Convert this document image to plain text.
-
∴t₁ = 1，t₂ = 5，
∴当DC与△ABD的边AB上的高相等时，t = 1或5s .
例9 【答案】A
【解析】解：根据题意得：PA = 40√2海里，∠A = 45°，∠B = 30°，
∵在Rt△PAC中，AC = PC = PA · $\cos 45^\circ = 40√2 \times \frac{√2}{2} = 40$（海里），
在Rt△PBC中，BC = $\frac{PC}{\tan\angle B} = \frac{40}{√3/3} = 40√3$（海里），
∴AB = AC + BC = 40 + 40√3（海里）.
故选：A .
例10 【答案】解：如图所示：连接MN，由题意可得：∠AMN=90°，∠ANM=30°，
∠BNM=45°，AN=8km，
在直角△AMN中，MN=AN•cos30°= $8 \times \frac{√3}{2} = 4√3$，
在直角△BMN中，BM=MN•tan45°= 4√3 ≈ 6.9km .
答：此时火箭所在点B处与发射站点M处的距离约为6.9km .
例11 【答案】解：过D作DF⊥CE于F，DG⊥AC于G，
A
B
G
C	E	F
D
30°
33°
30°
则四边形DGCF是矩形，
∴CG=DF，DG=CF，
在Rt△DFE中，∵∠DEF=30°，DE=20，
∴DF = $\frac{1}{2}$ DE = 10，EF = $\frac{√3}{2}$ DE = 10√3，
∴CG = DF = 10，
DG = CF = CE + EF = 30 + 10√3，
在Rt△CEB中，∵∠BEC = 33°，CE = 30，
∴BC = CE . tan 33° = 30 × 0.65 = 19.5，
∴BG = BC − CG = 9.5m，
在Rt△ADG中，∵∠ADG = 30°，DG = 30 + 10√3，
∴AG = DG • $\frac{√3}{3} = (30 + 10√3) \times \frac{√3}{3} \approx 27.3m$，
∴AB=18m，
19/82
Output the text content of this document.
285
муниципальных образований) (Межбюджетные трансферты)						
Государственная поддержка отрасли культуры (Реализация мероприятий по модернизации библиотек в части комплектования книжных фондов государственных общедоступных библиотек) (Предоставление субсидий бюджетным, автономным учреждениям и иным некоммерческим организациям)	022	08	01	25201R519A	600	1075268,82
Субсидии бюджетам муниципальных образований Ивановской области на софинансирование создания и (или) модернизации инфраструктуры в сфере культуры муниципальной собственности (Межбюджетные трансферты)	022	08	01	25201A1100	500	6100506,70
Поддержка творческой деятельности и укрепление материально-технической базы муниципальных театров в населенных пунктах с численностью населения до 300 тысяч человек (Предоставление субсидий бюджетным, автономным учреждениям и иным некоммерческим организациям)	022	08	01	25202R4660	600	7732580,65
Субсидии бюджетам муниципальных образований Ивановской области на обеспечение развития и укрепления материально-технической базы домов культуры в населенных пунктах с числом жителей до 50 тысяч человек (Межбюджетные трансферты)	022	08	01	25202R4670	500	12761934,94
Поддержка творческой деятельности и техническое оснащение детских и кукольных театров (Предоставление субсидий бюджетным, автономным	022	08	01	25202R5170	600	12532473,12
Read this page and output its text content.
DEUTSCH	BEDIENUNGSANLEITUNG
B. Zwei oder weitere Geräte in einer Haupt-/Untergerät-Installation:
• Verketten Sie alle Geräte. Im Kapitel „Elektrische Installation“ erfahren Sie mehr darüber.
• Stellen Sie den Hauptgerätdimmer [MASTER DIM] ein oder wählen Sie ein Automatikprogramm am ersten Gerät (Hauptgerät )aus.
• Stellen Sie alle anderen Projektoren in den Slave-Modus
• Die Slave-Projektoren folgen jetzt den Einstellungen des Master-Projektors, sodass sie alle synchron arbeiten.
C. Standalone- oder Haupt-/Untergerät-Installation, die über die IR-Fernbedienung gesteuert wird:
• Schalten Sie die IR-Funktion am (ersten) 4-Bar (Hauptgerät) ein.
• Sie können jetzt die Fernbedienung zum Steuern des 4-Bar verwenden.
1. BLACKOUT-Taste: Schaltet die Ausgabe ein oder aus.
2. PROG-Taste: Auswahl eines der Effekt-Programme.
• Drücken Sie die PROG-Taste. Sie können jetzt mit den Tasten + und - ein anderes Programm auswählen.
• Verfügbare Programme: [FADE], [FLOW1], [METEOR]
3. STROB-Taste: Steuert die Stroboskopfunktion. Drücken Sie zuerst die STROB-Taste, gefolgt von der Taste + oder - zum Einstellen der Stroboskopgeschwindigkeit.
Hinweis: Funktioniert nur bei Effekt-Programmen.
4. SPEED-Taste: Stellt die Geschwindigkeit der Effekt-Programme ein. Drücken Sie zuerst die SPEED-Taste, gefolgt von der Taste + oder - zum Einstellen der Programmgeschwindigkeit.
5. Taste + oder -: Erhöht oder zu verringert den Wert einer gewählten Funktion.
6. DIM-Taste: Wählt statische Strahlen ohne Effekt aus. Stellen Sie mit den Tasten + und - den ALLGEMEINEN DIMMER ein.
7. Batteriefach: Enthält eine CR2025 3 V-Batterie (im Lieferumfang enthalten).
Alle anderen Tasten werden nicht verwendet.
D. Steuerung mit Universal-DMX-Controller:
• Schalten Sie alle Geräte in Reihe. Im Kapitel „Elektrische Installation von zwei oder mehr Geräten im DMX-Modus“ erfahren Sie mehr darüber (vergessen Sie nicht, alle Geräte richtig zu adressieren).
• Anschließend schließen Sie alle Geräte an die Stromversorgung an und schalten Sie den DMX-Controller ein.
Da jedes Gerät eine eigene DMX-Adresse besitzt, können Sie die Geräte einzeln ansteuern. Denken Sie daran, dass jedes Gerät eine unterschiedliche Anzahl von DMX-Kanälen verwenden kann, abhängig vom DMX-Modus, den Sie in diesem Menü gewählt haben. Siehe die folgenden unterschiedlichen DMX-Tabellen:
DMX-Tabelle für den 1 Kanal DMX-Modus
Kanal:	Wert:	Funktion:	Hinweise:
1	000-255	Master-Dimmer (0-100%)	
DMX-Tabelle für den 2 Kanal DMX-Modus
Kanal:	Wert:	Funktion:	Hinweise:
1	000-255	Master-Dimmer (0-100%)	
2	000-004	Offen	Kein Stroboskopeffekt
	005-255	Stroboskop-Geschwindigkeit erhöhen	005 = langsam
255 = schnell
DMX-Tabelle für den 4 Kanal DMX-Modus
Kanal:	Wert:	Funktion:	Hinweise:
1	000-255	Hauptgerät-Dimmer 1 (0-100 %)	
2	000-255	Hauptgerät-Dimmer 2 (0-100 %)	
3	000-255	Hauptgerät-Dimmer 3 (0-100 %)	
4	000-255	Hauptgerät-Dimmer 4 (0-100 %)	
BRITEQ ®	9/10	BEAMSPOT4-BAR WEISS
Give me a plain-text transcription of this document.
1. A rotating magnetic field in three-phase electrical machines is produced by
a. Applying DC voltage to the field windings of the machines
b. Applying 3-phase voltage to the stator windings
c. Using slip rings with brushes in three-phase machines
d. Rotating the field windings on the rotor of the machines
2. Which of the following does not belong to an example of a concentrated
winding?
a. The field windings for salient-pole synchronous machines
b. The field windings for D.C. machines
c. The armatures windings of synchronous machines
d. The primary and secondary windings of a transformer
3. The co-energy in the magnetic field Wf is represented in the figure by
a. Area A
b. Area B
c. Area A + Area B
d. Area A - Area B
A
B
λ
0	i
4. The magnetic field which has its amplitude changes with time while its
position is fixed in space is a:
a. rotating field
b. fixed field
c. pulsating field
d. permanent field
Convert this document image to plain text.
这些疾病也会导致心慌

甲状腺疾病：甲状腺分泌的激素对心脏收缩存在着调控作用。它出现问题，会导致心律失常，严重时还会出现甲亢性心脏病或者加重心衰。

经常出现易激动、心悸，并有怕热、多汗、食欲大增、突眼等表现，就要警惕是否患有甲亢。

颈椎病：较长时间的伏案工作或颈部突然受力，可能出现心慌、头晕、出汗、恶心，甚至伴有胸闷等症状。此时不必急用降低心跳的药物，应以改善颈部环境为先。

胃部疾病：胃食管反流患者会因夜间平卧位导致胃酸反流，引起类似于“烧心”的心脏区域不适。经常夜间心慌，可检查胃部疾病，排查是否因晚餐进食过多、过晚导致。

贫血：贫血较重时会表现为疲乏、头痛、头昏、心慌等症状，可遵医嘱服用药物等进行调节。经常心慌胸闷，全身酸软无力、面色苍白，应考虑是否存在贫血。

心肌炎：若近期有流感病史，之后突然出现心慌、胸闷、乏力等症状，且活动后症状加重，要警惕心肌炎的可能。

What you should do =
Scan the entries above for the word "Субсидии" and collect each line holding it.

The result =
Субсидии бюджетам муниципальных образований Ивановской области на софинансирование создания и (или) модернизации инфраструктуры в сфере культуры муниципальной собственности (Межбюджетные трансферты)	022	08	01	25201A1100	500	6100506,70
Субсидии бюджетам муниципальных образований Ивановской области на обеспечение развития и укрепления материально-технической базы домов культуры в населенных пунктах с числом жителей до 50 тысяч человек (Межбюджетные трансферты)	022	08	01	25202R4670	500	12761934,94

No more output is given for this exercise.